■ Dataset rows:

:::

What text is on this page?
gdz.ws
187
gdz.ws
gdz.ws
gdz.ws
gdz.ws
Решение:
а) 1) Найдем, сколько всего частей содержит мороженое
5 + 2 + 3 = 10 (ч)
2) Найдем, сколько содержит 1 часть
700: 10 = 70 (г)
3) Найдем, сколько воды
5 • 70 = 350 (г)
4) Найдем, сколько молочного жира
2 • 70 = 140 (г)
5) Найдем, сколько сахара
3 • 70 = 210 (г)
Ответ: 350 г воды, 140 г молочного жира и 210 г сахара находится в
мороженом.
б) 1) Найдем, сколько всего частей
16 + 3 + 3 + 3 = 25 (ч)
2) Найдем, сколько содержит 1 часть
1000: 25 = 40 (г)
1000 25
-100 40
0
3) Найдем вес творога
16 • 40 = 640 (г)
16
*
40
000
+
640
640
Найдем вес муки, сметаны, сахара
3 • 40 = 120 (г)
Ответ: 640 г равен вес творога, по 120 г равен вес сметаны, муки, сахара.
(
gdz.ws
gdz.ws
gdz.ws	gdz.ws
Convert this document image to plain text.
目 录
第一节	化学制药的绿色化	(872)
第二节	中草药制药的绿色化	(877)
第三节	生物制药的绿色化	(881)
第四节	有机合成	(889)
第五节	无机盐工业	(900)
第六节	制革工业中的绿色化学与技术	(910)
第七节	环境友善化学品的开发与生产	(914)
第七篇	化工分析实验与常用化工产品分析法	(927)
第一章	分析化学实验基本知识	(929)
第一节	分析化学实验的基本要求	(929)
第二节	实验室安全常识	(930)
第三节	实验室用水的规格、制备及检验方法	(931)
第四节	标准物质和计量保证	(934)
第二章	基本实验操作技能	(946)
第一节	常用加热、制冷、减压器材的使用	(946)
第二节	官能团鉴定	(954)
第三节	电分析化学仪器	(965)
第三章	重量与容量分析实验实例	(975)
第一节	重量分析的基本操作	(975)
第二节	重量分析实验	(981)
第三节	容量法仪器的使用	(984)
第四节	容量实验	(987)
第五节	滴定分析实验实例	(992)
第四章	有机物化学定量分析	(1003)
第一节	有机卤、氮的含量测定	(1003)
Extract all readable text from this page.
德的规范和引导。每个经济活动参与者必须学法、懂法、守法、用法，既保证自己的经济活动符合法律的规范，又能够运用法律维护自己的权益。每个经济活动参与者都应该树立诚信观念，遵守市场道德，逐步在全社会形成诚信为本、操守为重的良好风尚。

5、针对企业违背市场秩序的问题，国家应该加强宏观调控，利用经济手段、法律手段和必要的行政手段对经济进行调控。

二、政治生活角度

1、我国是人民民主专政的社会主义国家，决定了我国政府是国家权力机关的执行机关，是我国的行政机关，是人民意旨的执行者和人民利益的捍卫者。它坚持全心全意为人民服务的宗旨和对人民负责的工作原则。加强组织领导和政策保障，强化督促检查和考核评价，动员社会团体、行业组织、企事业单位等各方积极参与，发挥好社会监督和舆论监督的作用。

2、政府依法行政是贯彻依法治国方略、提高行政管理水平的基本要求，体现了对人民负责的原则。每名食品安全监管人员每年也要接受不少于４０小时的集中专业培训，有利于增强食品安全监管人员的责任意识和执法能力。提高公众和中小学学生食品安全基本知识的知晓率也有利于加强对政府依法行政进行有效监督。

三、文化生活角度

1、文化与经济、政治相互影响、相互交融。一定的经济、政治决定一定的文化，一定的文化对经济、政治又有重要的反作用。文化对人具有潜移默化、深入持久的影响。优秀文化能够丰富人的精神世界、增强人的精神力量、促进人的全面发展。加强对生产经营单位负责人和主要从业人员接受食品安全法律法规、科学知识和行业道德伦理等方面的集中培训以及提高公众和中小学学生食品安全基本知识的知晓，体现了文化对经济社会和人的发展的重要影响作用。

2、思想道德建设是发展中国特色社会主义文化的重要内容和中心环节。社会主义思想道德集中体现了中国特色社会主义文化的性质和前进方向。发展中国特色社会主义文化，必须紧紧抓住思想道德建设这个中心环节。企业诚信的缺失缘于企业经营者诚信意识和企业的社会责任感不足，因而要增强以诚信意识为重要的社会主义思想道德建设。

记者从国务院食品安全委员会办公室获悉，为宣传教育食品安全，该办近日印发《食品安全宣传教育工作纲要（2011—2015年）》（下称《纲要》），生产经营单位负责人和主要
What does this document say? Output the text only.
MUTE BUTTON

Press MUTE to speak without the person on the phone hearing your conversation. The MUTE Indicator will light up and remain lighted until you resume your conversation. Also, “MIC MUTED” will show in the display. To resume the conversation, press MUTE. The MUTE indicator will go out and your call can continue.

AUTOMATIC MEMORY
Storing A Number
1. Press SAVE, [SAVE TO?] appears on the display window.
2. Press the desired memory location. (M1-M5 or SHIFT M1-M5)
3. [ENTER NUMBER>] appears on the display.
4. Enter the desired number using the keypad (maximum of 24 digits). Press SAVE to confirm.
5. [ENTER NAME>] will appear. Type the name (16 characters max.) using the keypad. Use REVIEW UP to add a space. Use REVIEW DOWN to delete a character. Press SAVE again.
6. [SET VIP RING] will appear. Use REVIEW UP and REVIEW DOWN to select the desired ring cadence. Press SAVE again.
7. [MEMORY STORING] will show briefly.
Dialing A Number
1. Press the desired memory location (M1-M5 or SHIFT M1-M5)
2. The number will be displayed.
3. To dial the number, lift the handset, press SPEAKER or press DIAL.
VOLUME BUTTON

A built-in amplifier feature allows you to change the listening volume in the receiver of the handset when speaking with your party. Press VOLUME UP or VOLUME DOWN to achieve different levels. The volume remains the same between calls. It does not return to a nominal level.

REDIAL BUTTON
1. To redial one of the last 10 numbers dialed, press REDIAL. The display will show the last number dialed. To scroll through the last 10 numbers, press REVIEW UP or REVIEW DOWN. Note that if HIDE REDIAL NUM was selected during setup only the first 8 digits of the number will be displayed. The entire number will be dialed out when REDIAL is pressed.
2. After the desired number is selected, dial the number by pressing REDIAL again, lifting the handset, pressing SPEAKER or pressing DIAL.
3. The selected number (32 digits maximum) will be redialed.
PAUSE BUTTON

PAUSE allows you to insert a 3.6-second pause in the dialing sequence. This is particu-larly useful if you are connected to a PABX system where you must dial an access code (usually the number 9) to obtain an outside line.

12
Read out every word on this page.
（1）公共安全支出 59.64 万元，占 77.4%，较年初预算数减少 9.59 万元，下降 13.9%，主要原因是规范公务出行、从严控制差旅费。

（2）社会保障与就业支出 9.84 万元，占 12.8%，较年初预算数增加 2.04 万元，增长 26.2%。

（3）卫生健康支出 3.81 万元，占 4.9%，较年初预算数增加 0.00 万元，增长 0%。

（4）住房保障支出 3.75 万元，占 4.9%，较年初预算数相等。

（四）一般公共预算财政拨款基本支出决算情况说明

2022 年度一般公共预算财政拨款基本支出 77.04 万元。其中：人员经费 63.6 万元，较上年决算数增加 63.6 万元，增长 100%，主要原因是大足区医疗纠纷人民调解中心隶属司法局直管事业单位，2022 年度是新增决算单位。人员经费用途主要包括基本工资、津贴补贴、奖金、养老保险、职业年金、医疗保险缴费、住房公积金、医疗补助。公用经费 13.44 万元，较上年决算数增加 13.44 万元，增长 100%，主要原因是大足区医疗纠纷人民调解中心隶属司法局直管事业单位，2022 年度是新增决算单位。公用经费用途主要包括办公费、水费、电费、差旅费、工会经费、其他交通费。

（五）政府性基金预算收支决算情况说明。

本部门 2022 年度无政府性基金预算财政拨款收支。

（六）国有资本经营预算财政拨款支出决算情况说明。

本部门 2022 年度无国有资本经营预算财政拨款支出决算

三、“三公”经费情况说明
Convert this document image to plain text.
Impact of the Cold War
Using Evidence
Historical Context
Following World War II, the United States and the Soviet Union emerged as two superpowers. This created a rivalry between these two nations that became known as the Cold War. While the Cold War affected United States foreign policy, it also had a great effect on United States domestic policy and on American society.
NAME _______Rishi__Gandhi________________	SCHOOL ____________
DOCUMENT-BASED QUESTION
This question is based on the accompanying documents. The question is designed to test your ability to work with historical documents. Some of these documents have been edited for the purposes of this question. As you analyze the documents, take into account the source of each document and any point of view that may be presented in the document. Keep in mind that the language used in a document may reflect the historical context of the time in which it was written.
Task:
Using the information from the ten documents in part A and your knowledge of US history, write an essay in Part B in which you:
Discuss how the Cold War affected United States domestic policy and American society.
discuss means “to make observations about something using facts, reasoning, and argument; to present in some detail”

:::

■ Short task: Go through the listing above and work out how many lines contain the string "appears". Reply with the number alone.

■ Response: 2